* _What is asked_:
Locate the word "entre" in the entries below, then gather every line that holds it.

* _Data shown_:
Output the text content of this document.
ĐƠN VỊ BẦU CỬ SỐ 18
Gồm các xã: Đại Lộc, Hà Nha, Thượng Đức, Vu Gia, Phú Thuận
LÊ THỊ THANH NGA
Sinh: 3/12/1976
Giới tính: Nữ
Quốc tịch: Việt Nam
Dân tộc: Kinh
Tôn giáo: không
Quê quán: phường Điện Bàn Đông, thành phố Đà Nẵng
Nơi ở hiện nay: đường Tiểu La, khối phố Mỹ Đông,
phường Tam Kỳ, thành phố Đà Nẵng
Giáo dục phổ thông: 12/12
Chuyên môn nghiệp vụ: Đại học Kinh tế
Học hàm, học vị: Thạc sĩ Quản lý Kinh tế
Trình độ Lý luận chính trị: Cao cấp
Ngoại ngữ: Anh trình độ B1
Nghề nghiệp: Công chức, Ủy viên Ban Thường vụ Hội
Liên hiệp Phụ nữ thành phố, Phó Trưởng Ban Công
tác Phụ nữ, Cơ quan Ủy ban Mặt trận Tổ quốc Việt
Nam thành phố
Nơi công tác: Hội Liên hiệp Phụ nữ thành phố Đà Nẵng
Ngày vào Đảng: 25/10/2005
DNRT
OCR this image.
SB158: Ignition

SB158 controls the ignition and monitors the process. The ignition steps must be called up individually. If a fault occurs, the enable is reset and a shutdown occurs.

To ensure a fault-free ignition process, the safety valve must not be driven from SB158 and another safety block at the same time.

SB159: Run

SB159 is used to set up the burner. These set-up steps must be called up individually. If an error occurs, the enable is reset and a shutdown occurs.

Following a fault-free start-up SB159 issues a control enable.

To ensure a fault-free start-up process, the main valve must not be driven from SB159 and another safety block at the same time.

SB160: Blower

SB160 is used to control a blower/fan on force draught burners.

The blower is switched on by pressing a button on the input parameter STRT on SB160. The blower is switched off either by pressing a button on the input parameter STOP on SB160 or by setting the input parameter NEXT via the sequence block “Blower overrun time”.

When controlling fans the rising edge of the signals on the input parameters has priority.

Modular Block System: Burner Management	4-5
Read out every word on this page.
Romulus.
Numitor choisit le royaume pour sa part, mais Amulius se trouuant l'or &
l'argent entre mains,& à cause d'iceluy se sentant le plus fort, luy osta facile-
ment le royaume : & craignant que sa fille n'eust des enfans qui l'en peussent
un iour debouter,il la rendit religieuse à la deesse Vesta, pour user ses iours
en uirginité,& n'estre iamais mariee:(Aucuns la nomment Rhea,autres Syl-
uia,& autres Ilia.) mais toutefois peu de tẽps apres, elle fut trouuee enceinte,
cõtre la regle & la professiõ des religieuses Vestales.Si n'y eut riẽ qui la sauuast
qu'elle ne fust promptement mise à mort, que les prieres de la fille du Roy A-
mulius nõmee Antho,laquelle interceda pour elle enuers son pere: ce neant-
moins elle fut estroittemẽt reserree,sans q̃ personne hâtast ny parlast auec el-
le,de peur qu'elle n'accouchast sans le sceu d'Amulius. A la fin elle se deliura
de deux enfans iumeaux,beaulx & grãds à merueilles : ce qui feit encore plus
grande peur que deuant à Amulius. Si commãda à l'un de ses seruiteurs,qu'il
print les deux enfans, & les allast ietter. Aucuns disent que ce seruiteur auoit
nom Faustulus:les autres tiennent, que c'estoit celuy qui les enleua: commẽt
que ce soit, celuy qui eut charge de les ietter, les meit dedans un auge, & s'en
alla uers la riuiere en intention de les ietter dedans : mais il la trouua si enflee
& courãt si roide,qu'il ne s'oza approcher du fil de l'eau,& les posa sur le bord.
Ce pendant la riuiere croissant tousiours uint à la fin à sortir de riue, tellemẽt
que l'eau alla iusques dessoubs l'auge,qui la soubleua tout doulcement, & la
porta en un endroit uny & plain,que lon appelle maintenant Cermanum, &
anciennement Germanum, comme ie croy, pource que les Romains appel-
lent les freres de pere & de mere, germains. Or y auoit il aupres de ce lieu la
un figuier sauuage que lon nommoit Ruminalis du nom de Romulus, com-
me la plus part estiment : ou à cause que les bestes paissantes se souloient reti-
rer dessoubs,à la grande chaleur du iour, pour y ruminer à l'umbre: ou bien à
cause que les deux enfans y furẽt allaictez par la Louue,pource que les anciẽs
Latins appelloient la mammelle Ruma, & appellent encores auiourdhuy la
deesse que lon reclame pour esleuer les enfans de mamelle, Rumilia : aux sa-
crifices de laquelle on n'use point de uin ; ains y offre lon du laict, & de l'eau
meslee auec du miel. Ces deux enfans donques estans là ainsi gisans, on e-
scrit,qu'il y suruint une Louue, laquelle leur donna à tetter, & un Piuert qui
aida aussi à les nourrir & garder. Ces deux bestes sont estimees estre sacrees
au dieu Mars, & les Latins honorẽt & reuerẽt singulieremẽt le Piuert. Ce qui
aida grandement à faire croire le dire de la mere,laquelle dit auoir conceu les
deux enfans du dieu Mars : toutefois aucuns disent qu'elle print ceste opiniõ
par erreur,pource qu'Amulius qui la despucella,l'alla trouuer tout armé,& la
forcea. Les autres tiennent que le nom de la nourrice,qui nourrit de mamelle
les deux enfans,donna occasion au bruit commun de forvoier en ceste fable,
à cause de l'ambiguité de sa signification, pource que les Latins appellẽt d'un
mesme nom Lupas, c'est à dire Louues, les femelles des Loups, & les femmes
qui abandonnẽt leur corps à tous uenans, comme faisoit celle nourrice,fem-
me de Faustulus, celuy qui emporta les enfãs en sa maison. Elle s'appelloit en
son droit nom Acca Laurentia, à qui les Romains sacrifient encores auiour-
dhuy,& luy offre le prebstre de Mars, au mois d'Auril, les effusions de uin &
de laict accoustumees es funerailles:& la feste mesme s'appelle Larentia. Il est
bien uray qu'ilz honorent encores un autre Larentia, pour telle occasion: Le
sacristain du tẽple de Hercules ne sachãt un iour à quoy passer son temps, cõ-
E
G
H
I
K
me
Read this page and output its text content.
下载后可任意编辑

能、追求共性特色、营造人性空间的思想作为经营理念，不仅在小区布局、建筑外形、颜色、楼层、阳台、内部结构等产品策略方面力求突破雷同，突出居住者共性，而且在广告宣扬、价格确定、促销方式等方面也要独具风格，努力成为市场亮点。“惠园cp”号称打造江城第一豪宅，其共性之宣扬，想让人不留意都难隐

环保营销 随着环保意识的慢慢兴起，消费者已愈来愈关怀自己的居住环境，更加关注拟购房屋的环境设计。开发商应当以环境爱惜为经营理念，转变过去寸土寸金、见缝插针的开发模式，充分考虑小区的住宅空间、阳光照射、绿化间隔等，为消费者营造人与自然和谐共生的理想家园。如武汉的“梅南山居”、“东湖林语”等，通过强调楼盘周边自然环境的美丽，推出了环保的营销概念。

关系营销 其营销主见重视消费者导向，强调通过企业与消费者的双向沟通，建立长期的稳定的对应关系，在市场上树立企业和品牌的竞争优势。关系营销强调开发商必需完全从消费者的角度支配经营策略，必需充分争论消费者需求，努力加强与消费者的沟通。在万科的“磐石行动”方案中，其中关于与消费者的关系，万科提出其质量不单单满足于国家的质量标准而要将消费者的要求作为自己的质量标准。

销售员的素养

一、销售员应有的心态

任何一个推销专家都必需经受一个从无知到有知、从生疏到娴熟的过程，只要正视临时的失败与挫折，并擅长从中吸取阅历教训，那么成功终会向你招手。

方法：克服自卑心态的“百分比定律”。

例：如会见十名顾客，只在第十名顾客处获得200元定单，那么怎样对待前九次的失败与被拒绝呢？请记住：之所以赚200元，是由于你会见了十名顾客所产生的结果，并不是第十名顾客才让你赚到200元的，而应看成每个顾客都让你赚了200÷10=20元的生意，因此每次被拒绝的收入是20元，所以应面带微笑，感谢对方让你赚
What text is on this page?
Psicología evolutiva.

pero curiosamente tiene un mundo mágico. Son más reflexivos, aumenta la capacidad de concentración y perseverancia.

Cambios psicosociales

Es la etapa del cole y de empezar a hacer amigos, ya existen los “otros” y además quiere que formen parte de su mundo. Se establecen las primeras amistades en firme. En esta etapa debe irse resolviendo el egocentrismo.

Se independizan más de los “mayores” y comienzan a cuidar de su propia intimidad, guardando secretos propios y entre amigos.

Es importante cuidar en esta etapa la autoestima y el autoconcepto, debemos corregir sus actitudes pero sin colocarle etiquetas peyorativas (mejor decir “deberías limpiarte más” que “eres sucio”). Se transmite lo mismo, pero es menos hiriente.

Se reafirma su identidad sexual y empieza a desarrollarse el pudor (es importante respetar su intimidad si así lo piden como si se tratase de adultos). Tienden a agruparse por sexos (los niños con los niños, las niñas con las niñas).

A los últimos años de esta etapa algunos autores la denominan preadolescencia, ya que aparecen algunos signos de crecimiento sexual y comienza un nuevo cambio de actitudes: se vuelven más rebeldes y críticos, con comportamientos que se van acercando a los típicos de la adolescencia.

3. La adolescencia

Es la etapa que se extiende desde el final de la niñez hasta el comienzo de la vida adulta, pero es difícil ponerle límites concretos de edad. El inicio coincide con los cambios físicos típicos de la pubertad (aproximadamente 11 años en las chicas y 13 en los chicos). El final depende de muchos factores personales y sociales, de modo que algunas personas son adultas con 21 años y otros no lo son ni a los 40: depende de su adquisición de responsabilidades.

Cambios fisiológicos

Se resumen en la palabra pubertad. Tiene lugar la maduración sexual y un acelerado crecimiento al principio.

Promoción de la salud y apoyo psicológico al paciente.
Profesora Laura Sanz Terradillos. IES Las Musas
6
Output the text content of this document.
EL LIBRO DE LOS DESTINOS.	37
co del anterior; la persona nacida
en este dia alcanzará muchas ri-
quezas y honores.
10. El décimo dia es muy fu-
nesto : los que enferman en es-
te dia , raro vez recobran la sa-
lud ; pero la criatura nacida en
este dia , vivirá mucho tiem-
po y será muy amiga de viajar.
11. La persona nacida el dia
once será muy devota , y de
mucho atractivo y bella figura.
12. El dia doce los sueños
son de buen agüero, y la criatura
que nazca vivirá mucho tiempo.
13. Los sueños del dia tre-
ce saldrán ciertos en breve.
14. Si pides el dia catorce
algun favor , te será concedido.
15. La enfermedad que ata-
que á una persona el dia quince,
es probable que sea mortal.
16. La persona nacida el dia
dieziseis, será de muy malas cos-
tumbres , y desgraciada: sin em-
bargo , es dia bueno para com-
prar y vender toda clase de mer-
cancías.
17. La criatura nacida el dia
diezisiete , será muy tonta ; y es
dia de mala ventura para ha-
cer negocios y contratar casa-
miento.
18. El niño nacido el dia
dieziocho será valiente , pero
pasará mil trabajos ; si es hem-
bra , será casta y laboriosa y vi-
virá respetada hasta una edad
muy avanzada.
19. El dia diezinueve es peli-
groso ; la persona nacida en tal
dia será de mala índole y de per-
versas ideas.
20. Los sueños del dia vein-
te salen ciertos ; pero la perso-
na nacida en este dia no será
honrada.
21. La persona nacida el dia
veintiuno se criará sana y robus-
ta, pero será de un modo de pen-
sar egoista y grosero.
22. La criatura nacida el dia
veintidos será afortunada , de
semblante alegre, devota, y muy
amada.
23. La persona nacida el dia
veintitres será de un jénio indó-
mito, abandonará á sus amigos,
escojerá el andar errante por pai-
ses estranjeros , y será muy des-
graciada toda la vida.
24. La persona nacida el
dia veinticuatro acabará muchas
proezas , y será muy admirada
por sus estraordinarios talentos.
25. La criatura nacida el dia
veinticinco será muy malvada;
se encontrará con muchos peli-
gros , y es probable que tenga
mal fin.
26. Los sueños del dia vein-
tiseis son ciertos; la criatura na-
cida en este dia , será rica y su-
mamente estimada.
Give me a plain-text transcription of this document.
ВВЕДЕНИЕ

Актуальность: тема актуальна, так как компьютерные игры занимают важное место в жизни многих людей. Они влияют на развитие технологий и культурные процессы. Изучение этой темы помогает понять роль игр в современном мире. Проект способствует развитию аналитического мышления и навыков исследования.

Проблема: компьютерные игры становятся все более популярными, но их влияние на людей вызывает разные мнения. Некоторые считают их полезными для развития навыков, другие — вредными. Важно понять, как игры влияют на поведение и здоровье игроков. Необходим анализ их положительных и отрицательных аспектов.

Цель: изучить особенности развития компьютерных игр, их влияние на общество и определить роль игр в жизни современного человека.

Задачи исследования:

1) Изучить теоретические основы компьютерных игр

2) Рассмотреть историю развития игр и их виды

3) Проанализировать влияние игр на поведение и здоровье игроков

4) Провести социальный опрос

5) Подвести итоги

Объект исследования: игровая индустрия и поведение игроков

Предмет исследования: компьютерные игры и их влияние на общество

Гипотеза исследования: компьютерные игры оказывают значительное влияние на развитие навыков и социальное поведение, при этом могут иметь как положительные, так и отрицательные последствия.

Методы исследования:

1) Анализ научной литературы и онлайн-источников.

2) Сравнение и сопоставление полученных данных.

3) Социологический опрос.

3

* _Response to the exercise_:
l'argent entre mains,& à cause d'iceluy se sentant le plus fort, luy osta facile-
Se independizan más de los “mayores” y comienzan a cuidar de su propia intimidad, guardando secretos propios y entre amigos.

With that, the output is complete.